[Stored records]
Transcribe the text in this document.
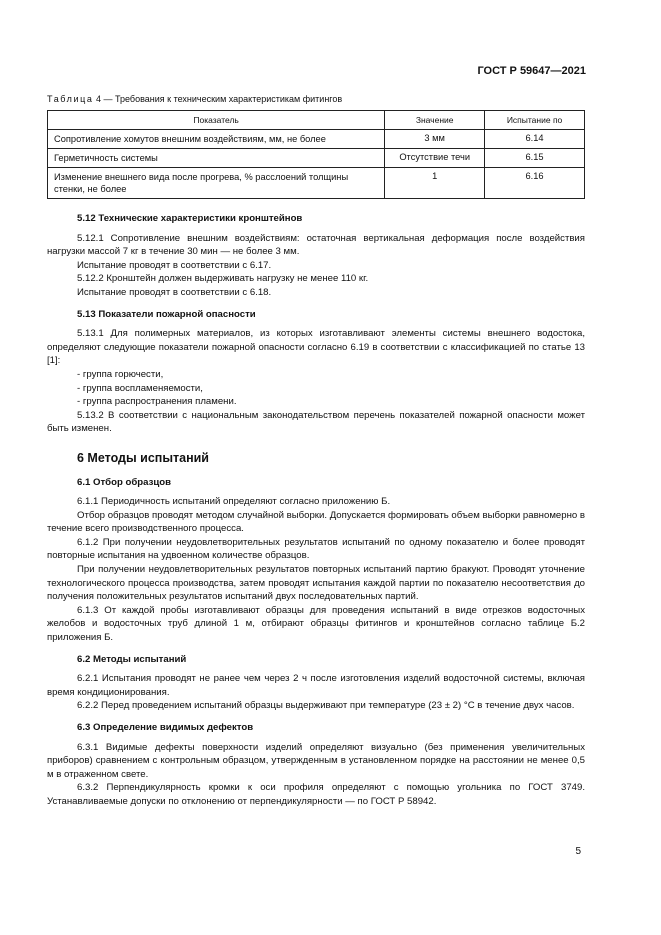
ГОСТ Р 59647—2021
Таблица 4 — Требования к техническим характеристикам фитингов
Показатель	Значение	Испытание по
Сопротивление хомутов внешним воздействиям, мм, не более	3 мм	6.14
Герметичность системы	Отсутствие течи	6.15
Изменение внешнего вида после прогрева, % расслоений толщины стенки, не более	1	6.16

5.12 Технические характеристики кронштейнов

5.12.1 Сопротивление внешним воздействиям: остаточная вертикальная деформация после воздействия нагрузки массой 7 кг в течение 30 мин — не более 3 мм.

Испытание проводят в соответствии с 6.17.

5.12.2 Кронштейн должен выдерживать нагрузку не менее 110 кг.

Испытание проводят в соответствии с 6.18.

5.13 Показатели пожарной опасности

5.13.1 Для полимерных материалов, из которых изготавливают элементы системы внешнего водостока, определяют следующие показатели пожарной опасности согласно 6.19 в соответствии с классификацией по статье 13 [1]:

- группа горючести,

- группа воспламеняемости,

- группа распространения пламени.

5.13.2 В соответствии с национальным законодательством перечень показателей пожарной опасности может быть изменен.

6 Методы испытаний

6.1 Отбор образцов

6.1.1 Периодичность испытаний определяют согласно приложению Б.

Отбор образцов проводят методом случайной выборки. Допускается формировать объем выборки равномерно в течение всего производственного процесса.

6.1.2 При получении неудовлетворительных результатов испытаний по одному показателю и более проводят повторные испытания на удвоенном количестве образцов.

При получении неудовлетворительных результатов повторных испытаний партию бракуют. Проводят уточнение технологического процесса производства, затем проводят испытания каждой партии по показателю несоответствия до получения положительных результатов испытаний двух последовательных партий.

6.1.3 От каждой пробы изготавливают образцы для проведения испытаний в виде отрезков водосточных желобов и водосточных труб длиной 1 м, отбирают образцы фитингов и кронштейнов согласно таблице Б.2 приложения Б.

6.2 Методы испытаний

6.2.1 Испытания проводят не ранее чем через 2 ч после изготовления изделий водосточной системы, включая время кондиционирования.

6.2.2 Перед проведением испытаний образцы выдерживают при температуре (23 ± 2) °С в течение двух часов.

6.3 Определение видимых дефектов

6.3.1 Видимые дефекты поверхности изделий определяют визуально (без применения увеличительных приборов) сравнением с контрольным образцом, утвержденным в установленном порядке на расстоянии не менее 0,5 м в отраженном свете.

6.3.2 Перпендикулярность кромки к оси профиля определяют с помощью угольника по ГОСТ 3749. Устанавливаемые допуски по отклонению от перпендикулярности — по ГОСТ Р 58942.

5
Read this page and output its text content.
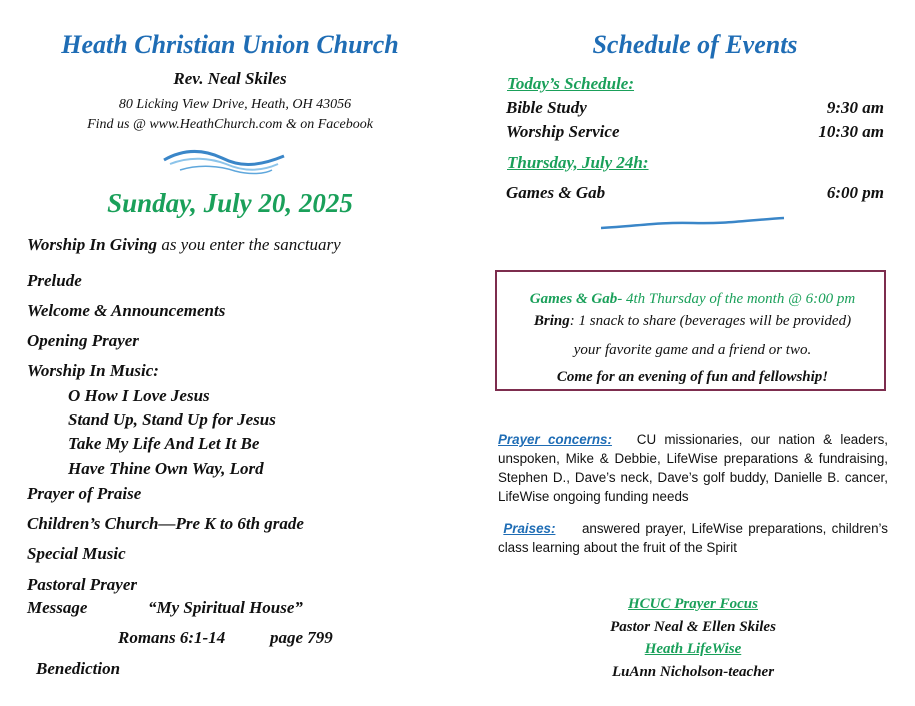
Heath Christian Union Church
Rev. Neal Skiles
80 Licking View Drive, Heath, OH 43056
Find us @ www.HeathChurch.com & on Facebook
Sunday, July 20, 2025
Worship In Giving as you enter the sanctuary
Prelude
Welcome & Announcements
Opening Prayer
Worship In Music:
O How I Love Jesus
Stand Up, Stand Up for Jesus
Take My Life And Let It Be
Have Thine Own Way, Lord
Prayer of Praise
Children’s Church—Pre K to 6th grade
Special Music
Pastoral Prayer
Message	“My Spiritual House”
Romans 6:1-14	page 799
Benediction
Schedule of Events
Today’s Schedule:
Bible Study	9:30 am
Worship Service	10:30 am
Thursday, July 24h:
Games & Gab	6:00 pm
Games & Gab- 4th Thursday of the month @ 6:00 pm
Bring: 1 snack to share (beverages will be provided)
your favorite game and a friend or two.
Come for an evening of fun and fellowship!
Prayer concerns: CU missionaries, our nation & leaders, unspoken, Mike & Debbie, LifeWise preparations & fundraising, Stephen D., Dave’s neck, Dave’s golf buddy, Danielle B. cancer, LifeWise ongoing funding needs
Praises: answered prayer, LifeWise preparations, children’s class learning about the fruit of the Spirit
HCUC Prayer Focus
Pastor Neal & Ellen Skiles
Heath LifeWise
LuAnn Nicholson-teacher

▶ [SET EXERCISE]:
Return the number of lines that include the word "LifeWise", and nothing else.

▶ [FINAL RESULT]:
3